(Raw records)
-------------------------

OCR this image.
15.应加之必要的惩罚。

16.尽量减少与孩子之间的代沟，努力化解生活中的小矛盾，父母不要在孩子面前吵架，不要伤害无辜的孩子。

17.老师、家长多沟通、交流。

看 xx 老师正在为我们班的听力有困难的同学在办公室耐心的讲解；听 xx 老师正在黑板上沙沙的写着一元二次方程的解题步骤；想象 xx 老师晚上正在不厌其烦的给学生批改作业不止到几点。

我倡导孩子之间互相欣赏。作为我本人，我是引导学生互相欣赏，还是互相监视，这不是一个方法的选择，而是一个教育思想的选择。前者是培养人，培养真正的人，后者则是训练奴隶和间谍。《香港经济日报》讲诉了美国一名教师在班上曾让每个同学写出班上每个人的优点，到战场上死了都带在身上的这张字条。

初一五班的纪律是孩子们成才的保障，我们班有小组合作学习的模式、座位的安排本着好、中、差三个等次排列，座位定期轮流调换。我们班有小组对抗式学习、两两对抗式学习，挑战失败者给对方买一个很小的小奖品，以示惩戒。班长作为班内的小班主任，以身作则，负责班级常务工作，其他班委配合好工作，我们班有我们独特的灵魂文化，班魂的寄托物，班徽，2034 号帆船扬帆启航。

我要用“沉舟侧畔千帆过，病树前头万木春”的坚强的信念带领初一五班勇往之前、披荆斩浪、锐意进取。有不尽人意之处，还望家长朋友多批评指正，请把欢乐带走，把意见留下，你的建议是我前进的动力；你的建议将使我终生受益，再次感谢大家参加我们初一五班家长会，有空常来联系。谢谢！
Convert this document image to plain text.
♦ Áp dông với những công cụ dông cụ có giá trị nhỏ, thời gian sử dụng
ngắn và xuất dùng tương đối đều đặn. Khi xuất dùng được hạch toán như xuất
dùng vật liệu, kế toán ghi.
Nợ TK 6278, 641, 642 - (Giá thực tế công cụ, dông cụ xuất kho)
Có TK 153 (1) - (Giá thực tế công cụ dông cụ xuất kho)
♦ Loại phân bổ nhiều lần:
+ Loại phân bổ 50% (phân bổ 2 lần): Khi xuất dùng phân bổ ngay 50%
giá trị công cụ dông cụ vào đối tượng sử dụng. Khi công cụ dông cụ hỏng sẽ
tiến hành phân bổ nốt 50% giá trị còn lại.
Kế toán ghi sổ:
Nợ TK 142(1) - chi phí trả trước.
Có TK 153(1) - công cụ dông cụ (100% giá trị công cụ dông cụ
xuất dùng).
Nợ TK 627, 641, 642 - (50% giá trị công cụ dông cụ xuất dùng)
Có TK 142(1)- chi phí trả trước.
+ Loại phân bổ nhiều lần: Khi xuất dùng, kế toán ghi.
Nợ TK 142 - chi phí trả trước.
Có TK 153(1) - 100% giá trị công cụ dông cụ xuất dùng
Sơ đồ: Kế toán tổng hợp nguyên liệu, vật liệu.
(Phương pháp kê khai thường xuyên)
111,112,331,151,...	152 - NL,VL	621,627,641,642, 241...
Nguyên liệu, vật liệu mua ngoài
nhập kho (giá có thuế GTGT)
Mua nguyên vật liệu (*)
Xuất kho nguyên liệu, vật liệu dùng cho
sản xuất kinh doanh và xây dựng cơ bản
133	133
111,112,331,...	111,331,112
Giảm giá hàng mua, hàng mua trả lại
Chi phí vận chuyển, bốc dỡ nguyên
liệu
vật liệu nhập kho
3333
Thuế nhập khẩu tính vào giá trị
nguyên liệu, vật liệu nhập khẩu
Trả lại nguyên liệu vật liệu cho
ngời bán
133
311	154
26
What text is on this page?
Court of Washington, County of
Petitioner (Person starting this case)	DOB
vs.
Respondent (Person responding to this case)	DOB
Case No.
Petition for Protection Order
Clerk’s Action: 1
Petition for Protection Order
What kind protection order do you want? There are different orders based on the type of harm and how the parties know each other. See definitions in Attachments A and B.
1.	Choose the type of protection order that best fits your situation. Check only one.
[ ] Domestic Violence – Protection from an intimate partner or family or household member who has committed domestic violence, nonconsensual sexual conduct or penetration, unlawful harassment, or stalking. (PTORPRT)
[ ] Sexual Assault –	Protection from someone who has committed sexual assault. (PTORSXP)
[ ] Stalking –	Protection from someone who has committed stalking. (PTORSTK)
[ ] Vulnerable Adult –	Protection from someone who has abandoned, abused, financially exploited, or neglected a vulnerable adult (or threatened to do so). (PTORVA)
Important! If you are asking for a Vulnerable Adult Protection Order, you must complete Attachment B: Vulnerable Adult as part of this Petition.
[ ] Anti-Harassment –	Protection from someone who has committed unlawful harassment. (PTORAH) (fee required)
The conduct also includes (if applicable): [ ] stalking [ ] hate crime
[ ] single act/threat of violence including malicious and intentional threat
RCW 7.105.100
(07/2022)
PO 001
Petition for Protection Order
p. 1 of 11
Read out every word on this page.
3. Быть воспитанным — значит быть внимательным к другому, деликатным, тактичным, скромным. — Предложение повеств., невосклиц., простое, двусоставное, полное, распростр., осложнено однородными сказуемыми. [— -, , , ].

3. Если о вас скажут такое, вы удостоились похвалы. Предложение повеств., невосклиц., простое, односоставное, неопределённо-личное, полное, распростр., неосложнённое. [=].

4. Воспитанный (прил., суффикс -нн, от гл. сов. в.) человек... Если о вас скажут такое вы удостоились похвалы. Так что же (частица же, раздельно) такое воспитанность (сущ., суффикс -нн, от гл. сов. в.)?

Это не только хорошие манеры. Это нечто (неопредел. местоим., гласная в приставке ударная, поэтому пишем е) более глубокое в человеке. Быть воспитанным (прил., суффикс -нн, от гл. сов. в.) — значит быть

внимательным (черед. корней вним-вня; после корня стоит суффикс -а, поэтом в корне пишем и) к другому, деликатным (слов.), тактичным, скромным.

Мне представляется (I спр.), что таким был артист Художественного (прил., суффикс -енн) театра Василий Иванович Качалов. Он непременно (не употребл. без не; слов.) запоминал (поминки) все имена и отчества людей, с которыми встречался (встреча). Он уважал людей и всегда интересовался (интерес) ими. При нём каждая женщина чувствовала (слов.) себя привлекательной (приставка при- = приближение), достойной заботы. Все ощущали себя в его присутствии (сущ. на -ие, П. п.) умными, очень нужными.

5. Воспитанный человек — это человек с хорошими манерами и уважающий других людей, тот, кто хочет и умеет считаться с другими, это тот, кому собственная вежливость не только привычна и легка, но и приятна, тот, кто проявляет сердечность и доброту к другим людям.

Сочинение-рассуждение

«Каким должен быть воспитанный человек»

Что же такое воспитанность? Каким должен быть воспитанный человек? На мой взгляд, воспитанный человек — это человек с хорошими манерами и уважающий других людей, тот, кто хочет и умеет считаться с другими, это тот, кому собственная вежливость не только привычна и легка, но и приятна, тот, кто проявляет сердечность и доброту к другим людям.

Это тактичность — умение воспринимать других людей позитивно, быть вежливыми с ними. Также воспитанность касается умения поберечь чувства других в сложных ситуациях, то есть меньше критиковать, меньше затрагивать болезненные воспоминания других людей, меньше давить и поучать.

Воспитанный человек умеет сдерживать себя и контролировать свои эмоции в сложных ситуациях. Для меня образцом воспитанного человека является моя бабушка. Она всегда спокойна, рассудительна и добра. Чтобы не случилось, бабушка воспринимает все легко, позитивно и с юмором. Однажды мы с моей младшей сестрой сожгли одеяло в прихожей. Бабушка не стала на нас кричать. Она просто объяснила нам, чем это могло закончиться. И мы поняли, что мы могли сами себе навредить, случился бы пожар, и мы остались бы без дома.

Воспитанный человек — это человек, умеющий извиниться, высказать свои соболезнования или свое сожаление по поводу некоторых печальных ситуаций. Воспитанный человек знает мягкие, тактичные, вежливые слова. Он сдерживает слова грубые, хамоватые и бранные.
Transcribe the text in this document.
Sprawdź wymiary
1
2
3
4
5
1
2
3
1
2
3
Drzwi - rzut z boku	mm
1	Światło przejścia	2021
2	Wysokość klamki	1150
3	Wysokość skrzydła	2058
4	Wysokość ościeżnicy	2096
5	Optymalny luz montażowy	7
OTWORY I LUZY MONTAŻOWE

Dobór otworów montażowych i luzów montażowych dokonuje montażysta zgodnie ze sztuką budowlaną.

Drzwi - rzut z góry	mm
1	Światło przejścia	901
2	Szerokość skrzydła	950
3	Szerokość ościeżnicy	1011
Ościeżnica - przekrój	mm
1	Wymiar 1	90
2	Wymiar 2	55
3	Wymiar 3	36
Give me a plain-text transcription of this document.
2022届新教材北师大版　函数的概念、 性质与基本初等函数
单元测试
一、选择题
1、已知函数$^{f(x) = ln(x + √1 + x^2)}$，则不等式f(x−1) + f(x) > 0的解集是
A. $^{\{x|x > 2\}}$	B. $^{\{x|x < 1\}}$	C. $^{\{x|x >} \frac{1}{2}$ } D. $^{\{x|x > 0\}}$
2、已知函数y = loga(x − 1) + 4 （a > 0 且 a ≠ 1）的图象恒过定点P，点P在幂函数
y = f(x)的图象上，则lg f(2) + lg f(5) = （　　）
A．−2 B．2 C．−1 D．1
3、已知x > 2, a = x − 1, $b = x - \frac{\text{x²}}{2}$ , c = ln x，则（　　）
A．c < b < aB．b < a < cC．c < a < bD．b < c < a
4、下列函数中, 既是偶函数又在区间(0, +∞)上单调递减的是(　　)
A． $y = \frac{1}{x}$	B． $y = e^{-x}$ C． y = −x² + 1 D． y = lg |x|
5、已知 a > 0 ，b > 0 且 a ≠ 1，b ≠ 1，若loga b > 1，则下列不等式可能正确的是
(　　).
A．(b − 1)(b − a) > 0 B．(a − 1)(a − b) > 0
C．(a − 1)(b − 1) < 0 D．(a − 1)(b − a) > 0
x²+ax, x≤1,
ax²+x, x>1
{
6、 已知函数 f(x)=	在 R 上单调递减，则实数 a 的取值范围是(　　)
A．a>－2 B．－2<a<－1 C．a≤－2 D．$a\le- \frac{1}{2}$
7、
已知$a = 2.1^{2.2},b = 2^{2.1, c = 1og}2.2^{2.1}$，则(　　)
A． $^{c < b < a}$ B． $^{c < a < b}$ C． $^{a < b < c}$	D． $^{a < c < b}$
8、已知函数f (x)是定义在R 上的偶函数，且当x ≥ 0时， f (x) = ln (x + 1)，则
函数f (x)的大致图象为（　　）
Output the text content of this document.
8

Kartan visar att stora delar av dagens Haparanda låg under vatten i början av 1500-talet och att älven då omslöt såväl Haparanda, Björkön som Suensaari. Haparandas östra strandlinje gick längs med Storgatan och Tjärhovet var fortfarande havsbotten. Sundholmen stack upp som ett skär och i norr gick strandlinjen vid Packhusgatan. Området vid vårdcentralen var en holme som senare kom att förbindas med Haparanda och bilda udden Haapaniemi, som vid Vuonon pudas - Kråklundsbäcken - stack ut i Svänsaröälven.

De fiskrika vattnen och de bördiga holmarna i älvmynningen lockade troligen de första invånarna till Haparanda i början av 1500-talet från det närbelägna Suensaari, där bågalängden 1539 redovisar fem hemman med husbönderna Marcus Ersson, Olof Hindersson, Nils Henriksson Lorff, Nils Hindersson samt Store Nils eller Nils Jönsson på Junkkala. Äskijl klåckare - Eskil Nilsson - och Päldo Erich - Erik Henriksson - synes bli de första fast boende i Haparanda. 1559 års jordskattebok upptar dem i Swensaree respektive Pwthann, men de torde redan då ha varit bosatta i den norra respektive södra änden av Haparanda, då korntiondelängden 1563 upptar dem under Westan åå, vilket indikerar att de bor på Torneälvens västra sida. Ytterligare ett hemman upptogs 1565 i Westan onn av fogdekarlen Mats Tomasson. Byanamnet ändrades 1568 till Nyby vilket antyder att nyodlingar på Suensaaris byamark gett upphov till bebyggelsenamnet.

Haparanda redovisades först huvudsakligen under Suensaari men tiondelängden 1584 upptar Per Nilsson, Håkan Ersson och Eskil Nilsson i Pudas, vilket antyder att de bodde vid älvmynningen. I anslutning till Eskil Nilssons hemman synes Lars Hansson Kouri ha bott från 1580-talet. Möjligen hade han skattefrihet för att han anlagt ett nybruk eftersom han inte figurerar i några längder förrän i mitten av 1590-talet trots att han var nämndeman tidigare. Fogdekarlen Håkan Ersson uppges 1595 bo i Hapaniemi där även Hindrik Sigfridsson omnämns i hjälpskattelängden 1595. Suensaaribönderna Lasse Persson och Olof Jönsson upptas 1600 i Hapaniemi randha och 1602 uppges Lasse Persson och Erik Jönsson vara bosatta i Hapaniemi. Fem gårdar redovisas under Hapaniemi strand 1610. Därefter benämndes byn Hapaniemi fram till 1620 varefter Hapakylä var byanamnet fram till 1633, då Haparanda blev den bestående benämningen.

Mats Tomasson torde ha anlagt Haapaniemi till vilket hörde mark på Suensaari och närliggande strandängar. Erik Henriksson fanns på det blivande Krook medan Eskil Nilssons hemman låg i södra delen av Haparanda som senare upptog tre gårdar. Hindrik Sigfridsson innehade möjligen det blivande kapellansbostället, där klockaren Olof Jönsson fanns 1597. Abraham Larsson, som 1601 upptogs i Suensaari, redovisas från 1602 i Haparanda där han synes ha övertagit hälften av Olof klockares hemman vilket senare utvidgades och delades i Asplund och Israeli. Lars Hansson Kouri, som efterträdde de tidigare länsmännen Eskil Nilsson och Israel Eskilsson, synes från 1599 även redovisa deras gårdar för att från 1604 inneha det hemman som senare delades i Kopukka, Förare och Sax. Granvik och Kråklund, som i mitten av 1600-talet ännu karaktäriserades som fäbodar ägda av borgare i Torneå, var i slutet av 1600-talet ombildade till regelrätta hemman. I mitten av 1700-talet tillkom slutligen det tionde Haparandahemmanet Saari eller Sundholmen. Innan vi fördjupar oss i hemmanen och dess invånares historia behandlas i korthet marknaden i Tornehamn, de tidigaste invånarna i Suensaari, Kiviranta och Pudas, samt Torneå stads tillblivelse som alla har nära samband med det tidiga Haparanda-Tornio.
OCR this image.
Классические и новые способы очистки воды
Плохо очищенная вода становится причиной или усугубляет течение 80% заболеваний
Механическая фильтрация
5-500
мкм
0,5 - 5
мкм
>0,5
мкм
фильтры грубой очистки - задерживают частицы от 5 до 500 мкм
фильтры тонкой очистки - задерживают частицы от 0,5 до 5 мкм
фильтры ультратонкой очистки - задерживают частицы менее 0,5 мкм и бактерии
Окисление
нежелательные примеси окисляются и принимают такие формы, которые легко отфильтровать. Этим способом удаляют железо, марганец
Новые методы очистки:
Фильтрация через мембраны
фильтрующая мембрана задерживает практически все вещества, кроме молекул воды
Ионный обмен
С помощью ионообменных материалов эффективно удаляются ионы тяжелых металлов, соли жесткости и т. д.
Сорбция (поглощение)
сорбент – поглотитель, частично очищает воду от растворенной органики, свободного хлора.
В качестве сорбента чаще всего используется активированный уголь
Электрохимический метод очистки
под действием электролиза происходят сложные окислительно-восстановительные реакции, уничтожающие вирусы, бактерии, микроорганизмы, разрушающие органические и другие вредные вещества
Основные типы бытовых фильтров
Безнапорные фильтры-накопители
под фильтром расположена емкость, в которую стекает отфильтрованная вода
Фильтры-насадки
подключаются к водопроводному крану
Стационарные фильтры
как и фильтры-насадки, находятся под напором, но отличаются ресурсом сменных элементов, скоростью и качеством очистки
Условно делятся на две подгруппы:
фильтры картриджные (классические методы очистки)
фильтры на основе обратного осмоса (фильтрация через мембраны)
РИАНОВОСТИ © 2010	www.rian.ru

-------------------------

» Set task
Within the listing above, find every line containing the string "суффикс" and return it.

» Task result
4. Воспитанный (прил., суффикс -нн, от гл. сов. в.) человек... Если о вас скажут такое вы удостоились похвалы. Так что же (частица же, раздельно) такое воспитанность (сущ., суффикс -нн, от гл. сов. в.)?
Это не только хорошие манеры. Это нечто (неопредел. местоим., гласная в приставке ударная, поэтому пишем е) более глубокое в человеке. Быть воспитанным (прил., суффикс -нн, от гл. сов. в.) — значит быть
внимательным (черед. корней вним-вня; после корня стоит суффикс -а, поэтом в корне пишем и) к другому, деликатным (слов.), тактичным, скромным.
Мне представляется (I спр.), что таким был артист Художественного (прил., суффикс -енн) театра Василий Иванович Качалов. Он непременно (не употребл. без не; слов.) запоминал (поминки) все имена и отчества людей, с которыми встречался (встреча). Он уважал людей и всегда интересовался (интерес) ими. При нём каждая женщина чувствовала (слов.) себя привлекательной (приставка при- = приближение), достойной заботы. Все ощущали себя в его присутствии (сущ. на -ие, П. п.) умными, очень нужными.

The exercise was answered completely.